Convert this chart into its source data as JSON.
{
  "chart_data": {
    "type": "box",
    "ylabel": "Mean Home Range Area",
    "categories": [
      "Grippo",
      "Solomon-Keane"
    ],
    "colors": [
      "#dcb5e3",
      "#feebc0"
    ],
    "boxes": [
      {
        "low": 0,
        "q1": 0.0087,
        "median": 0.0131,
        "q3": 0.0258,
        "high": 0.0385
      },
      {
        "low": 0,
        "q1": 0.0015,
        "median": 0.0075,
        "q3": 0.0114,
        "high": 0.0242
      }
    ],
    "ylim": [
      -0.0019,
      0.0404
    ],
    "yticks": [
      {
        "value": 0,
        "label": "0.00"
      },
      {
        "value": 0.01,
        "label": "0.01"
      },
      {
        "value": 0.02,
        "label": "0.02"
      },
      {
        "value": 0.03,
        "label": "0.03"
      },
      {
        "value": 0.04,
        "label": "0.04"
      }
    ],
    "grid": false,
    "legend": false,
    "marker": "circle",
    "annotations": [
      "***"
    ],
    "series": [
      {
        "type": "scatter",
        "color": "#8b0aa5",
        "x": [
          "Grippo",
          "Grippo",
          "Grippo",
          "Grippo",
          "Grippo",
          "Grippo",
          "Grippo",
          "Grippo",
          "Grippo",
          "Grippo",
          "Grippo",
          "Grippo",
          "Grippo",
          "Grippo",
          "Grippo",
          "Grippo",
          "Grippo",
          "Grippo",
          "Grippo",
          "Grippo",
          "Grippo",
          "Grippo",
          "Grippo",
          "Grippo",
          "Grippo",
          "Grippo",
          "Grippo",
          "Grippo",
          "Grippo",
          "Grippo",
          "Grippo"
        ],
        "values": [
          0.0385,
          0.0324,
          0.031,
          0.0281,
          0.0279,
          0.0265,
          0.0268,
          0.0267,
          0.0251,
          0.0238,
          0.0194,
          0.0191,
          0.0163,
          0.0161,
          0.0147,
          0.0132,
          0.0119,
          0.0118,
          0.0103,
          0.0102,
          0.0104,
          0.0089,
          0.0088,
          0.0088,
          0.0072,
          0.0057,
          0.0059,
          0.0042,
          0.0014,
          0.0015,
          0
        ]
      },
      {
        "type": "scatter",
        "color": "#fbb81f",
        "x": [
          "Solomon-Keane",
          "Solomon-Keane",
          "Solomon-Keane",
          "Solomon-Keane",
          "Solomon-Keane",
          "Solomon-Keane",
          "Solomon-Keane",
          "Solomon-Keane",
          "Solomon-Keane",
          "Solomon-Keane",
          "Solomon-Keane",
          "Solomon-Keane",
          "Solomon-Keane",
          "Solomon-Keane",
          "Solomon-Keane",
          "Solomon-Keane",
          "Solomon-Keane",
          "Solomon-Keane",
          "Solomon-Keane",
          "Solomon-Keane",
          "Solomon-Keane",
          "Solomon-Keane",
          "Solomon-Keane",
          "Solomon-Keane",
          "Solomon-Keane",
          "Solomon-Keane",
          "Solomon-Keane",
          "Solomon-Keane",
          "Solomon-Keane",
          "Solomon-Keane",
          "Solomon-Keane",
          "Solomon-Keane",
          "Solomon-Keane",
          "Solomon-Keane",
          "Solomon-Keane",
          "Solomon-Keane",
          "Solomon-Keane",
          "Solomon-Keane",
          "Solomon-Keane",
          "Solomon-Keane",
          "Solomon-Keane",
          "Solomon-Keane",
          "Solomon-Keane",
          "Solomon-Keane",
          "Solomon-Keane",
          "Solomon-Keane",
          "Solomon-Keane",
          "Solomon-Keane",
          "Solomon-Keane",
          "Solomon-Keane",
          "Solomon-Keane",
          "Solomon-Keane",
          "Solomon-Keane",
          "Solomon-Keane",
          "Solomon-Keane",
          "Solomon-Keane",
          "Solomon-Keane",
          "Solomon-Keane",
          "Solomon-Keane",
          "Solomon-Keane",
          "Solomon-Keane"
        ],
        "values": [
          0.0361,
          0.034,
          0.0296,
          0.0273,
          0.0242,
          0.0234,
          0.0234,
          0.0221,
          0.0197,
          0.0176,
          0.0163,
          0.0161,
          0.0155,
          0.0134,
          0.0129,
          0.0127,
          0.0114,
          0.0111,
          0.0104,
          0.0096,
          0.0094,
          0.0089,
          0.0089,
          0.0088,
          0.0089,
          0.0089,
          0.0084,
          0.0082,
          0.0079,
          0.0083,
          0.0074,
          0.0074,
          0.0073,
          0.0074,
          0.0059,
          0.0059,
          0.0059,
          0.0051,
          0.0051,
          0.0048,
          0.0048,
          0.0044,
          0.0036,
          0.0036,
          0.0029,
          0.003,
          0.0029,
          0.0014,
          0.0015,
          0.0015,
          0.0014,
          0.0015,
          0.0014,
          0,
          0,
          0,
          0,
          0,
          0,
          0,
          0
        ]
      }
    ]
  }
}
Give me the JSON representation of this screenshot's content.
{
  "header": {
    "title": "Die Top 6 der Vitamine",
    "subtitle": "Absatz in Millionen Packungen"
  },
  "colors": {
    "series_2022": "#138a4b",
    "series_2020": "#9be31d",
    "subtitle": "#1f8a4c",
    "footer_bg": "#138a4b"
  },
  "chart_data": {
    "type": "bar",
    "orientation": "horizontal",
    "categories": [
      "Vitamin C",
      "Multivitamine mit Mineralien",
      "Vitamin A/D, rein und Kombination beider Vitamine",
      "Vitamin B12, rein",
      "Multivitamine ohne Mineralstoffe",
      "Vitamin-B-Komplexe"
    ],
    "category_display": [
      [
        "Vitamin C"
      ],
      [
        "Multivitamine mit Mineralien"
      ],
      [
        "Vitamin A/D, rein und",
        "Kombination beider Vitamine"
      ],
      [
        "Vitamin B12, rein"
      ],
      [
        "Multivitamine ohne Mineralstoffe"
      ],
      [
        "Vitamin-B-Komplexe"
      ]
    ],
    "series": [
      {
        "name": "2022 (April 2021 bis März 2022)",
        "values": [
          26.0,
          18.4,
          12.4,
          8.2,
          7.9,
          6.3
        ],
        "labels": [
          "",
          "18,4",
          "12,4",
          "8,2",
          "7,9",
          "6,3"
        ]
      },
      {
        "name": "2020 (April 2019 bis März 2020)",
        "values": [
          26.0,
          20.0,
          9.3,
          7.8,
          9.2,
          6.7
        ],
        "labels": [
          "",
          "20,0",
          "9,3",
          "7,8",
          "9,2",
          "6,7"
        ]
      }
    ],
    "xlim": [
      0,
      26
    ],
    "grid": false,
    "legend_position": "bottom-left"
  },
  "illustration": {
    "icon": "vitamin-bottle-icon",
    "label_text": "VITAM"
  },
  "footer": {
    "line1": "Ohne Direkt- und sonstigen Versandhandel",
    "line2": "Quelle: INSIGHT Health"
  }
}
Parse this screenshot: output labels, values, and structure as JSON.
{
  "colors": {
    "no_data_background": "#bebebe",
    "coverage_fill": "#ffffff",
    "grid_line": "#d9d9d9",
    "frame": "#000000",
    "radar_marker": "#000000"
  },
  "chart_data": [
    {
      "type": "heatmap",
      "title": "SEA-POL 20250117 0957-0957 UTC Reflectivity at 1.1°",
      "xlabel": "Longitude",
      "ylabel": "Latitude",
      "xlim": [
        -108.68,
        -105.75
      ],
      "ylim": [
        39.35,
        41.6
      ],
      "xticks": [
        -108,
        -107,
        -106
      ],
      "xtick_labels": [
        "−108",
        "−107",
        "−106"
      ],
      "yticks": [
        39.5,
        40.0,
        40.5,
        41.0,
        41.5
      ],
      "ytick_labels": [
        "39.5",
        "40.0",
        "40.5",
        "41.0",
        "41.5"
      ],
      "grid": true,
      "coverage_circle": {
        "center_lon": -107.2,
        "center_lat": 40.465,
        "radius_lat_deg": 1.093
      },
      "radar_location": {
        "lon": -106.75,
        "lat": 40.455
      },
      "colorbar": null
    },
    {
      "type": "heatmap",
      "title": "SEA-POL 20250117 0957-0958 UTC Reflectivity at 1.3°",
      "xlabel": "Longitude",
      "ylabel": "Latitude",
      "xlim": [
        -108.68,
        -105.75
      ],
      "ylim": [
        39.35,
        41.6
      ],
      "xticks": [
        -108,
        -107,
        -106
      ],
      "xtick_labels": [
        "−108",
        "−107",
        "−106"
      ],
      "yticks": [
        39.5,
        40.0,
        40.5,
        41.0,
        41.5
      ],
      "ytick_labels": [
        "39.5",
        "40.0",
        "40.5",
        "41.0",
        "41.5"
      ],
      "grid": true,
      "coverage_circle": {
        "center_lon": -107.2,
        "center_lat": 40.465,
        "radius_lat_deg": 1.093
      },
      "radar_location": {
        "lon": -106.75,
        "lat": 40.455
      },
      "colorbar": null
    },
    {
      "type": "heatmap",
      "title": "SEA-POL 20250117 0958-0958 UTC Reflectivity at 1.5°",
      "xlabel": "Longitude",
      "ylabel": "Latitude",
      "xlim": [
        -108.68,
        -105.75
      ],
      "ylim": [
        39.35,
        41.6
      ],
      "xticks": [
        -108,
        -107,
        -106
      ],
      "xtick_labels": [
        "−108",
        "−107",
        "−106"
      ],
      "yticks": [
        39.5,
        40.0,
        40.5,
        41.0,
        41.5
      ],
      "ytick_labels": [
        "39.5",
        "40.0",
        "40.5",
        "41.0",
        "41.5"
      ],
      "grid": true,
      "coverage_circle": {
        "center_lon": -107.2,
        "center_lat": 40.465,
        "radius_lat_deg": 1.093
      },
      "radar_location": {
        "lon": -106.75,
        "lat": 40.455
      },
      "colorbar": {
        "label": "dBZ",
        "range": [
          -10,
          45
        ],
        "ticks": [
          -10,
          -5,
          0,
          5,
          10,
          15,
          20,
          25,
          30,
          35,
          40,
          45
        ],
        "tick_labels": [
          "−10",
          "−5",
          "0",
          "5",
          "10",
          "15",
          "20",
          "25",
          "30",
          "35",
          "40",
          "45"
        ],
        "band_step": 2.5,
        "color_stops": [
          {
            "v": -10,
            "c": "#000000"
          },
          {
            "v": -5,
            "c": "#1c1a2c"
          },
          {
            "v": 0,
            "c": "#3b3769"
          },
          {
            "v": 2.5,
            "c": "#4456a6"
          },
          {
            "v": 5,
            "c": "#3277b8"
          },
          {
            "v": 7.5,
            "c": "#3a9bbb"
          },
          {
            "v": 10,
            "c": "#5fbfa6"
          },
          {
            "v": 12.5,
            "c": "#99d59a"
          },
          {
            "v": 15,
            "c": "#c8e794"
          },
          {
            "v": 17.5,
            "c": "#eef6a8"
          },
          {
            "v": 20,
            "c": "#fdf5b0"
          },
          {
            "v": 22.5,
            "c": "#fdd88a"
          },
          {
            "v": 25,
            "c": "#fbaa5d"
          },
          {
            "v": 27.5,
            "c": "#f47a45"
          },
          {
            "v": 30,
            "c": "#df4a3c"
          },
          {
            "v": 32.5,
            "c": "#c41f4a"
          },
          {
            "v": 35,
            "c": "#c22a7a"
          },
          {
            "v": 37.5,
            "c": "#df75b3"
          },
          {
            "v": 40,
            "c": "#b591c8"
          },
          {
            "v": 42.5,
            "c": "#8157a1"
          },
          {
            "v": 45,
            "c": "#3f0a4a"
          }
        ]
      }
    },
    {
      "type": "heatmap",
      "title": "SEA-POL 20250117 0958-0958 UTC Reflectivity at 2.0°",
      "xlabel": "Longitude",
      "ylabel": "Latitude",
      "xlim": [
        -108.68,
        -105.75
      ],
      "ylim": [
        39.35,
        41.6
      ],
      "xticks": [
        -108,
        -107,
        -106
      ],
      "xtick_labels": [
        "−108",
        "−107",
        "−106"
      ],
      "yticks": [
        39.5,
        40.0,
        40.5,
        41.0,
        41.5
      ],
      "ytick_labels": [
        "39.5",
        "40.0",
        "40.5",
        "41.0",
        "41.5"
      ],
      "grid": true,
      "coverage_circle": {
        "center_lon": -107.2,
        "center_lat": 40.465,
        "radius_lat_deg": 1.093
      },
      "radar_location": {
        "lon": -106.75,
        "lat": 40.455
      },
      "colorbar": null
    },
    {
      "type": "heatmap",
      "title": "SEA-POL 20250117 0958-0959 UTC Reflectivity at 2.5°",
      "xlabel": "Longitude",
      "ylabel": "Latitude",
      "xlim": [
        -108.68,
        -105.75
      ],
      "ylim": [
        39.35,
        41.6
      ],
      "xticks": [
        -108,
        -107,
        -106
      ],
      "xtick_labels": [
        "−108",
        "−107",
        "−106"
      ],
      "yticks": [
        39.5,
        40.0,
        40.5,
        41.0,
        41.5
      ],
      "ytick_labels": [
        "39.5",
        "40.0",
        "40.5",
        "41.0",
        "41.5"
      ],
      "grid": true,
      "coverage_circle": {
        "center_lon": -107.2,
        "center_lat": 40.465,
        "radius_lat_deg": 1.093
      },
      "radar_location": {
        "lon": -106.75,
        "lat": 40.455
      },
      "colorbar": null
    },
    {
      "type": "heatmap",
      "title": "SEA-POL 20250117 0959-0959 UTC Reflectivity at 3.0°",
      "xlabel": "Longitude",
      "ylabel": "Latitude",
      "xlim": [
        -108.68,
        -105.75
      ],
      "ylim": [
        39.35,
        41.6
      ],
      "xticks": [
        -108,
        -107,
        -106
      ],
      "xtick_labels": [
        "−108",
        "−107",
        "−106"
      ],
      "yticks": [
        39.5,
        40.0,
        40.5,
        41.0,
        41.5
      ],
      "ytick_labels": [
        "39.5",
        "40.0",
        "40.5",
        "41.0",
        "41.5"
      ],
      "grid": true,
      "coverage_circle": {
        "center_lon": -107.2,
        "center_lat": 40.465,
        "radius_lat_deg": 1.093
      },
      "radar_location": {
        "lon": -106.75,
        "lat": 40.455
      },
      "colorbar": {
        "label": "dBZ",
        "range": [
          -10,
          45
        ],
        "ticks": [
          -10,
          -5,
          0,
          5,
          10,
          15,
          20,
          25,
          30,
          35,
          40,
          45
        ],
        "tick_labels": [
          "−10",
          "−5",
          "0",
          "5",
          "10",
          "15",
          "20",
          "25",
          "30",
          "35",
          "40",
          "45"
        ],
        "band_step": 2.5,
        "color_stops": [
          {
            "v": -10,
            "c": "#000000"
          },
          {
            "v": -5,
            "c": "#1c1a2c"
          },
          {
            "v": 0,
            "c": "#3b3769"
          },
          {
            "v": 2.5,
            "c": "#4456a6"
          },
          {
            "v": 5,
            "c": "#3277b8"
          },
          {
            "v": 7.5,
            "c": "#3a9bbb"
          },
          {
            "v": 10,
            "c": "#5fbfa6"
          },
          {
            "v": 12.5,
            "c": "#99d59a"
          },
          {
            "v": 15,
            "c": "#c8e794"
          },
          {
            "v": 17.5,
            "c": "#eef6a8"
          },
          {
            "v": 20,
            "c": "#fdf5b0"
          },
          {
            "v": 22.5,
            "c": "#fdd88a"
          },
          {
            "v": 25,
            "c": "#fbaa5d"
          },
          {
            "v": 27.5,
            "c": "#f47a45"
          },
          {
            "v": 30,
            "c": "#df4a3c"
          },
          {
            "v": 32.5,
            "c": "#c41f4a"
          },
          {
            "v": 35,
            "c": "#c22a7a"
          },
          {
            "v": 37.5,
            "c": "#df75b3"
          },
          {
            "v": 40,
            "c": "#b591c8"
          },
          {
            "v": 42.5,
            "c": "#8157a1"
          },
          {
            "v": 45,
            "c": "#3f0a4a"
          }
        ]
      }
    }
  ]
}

[Written exercise] Check each line of the records above for the word "rein", then give the number of lines that have it, with no other words.

[Response] 4